Raw records:
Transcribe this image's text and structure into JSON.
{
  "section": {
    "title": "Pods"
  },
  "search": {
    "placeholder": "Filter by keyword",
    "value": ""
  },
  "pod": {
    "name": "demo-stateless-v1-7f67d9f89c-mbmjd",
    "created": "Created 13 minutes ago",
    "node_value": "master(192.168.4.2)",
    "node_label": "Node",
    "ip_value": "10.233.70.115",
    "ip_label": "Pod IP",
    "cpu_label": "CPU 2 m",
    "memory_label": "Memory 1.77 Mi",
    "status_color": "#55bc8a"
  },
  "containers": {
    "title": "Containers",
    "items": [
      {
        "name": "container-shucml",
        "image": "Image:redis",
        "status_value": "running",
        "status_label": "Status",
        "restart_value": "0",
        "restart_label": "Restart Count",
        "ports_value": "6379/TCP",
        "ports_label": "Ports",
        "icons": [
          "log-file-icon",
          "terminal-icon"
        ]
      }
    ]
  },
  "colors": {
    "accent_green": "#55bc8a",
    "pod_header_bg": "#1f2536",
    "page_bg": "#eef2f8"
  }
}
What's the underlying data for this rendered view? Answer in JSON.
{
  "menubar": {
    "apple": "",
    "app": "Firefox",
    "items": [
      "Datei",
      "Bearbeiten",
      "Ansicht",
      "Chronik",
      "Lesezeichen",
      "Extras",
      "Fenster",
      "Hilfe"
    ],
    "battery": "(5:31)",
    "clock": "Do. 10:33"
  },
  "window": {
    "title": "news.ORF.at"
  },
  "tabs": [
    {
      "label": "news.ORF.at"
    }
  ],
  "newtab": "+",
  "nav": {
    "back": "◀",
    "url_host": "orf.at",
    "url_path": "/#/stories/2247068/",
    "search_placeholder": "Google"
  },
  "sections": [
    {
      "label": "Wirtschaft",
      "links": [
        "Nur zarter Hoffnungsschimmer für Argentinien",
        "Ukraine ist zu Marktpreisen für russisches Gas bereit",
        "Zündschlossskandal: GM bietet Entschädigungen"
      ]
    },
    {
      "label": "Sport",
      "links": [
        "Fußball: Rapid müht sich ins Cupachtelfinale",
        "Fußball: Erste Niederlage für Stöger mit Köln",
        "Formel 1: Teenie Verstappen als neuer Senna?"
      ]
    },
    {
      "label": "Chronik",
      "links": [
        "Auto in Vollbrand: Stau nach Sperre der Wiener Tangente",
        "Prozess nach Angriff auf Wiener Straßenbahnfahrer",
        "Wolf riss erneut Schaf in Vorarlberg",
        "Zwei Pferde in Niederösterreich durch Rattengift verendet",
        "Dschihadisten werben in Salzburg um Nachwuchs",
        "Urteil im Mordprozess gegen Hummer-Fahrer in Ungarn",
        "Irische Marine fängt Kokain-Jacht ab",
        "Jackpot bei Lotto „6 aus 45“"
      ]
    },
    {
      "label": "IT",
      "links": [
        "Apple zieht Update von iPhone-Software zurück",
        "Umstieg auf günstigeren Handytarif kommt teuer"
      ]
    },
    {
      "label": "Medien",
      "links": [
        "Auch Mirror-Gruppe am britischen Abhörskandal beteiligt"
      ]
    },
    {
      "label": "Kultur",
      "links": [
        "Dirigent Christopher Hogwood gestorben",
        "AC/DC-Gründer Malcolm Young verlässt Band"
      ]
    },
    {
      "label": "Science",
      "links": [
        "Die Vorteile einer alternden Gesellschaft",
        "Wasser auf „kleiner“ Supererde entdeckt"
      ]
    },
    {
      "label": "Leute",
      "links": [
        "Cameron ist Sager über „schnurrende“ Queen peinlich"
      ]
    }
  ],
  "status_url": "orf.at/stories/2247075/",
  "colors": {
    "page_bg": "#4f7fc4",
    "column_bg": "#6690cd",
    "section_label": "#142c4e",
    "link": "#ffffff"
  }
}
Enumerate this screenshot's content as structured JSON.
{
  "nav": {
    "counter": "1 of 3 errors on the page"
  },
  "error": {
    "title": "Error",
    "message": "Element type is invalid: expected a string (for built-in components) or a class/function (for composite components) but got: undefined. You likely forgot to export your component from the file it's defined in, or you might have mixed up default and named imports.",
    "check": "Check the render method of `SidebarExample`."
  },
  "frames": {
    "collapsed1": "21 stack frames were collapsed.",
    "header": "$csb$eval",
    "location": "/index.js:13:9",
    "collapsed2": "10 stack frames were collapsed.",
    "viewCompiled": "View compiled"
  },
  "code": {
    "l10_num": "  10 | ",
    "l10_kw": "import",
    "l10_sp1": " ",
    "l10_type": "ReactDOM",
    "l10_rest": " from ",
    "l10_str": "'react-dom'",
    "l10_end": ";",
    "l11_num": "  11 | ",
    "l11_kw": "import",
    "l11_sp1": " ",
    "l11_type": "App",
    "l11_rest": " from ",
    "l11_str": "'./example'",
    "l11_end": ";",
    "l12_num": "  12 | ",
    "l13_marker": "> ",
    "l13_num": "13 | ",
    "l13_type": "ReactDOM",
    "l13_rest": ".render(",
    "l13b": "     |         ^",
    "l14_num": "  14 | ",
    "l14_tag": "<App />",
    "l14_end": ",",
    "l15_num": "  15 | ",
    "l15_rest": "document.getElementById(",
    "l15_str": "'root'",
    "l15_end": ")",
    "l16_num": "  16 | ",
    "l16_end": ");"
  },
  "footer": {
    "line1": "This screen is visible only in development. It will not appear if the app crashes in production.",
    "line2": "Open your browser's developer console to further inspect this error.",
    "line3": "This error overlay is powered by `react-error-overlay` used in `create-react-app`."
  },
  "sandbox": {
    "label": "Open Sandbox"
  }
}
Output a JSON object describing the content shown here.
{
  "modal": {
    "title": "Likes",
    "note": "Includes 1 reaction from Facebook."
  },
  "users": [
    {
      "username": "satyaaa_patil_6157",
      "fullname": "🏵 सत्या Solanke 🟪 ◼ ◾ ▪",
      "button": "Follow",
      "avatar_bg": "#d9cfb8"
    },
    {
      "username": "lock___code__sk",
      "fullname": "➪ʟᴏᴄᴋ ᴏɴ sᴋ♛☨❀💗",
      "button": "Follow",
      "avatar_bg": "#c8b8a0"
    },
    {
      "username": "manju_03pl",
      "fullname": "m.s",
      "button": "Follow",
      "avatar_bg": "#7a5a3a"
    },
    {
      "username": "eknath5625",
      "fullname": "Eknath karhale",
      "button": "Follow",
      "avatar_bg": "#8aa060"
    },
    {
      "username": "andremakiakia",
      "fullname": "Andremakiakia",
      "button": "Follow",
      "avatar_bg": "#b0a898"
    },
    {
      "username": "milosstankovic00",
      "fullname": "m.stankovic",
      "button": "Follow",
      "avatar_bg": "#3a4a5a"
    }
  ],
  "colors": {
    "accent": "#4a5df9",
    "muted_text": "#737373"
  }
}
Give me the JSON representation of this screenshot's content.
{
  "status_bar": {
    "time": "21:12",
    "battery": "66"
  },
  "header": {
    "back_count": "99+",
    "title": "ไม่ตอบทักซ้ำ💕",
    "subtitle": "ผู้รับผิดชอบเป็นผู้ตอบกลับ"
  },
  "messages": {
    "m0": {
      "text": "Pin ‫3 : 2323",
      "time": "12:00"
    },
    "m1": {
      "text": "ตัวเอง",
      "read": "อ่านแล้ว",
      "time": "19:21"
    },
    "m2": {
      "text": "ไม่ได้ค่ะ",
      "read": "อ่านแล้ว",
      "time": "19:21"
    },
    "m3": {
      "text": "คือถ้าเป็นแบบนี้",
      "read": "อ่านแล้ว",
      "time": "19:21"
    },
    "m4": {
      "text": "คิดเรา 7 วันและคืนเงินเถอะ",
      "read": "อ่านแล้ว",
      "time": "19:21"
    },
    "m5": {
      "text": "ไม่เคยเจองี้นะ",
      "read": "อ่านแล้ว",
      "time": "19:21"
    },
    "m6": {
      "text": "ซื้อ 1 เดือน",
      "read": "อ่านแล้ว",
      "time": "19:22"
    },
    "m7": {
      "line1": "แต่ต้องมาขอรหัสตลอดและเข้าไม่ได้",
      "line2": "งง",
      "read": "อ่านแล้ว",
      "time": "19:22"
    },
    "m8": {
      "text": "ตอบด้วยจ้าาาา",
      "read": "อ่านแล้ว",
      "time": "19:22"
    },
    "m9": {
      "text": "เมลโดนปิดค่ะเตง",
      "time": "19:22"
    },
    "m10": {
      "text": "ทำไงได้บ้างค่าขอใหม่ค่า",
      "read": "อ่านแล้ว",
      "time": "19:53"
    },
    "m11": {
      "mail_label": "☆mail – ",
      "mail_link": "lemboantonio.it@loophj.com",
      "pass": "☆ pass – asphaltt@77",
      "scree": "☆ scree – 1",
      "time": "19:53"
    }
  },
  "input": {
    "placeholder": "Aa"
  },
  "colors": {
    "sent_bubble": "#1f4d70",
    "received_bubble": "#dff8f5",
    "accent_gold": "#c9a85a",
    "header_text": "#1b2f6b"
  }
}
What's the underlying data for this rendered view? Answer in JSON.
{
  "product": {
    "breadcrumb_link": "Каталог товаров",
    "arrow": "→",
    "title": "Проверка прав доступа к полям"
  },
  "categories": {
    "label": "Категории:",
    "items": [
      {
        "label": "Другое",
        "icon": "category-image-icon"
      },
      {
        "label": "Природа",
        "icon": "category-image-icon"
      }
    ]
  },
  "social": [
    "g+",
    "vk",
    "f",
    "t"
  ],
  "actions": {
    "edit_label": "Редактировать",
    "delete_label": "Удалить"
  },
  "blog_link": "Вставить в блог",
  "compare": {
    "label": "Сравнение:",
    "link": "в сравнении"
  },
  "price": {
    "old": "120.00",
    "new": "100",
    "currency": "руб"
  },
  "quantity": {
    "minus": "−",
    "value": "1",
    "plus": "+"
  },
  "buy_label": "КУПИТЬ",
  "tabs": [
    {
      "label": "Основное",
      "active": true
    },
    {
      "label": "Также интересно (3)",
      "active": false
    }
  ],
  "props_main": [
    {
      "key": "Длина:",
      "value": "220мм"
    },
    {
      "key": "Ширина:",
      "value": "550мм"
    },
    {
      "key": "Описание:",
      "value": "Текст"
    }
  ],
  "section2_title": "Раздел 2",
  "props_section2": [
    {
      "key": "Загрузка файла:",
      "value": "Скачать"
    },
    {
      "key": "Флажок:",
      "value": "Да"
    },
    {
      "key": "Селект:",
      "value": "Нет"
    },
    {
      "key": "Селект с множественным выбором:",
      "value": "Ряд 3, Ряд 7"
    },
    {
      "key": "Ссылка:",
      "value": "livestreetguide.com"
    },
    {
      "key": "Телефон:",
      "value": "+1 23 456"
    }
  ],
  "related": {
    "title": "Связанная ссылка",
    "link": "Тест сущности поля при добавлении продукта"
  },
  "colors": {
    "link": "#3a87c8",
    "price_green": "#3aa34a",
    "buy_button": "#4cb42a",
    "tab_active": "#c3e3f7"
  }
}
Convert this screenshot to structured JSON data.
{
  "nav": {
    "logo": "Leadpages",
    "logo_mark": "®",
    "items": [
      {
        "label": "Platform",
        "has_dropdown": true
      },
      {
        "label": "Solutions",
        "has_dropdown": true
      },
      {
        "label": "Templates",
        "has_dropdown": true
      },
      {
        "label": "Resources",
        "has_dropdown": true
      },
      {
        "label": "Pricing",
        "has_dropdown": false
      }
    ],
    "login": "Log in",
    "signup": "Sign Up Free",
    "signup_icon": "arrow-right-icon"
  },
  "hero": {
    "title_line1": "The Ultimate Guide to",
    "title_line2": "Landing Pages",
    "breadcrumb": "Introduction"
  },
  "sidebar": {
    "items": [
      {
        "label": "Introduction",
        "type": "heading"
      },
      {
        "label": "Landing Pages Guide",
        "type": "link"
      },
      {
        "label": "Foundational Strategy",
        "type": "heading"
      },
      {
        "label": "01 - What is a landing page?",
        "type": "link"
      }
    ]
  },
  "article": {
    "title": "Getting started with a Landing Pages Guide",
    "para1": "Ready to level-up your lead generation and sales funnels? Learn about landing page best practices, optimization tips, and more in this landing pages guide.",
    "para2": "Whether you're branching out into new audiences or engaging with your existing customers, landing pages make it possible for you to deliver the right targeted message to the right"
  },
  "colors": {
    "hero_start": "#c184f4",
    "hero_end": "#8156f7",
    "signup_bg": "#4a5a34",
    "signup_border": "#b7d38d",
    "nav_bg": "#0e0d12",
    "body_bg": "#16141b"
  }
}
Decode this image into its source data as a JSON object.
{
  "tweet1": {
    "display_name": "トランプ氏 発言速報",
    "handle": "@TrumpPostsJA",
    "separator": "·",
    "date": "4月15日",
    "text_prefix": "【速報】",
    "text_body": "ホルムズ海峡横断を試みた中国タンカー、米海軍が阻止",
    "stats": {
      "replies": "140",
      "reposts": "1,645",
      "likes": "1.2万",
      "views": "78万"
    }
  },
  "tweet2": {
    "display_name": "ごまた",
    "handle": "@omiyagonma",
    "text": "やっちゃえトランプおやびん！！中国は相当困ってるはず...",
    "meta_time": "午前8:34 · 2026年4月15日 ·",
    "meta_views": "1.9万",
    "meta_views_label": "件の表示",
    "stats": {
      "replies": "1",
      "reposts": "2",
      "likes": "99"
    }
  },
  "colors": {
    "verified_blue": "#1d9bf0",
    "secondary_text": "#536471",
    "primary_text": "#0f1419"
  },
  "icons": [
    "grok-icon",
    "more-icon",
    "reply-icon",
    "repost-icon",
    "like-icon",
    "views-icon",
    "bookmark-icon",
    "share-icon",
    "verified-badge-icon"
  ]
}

Task instructions:
Give back, unchanged, every line from the one with "Decode this image" to the end of the entries above.

Solved exercise:
Decode this image into its source data as a JSON object.
{
  "tweet1": {
    "display_name": "トランプ氏 発言速報",
    "handle": "@TrumpPostsJA",
    "separator": "·",
    "date": "4月15日",
    "text_prefix": "【速報】",
    "text_body": "ホルムズ海峡横断を試みた中国タンカー、米海軍が阻止",
    "stats": {
      "replies": "140",
      "reposts": "1,645",
      "likes": "1.2万",
      "views": "78万"
    }
  },
  "tweet2": {
    "display_name": "ごまた",
    "handle": "@omiyagonma",
    "text": "やっちゃえトランプおやびん！！中国は相当困ってるはず...",
    "meta_time": "午前8:34 · 2026年4月15日 ·",
    "meta_views": "1.9万",
    "meta_views_label": "件の表示",
    "stats": {
      "replies": "1",
      "reposts": "2",
      "likes": "99"
    }
  },
  "colors": {
    "verified_blue": "#1d9bf0",
    "secondary_text": "#536471",
    "primary_text": "#0f1419"
  },
  "icons": [
    "grok-icon",
    "more-icon",
    "reply-icon",
    "repost-icon",
    "like-icon",
    "views-icon",
    "bookmark-icon",
    "share-icon",
    "verified-badge-icon"
  ]
}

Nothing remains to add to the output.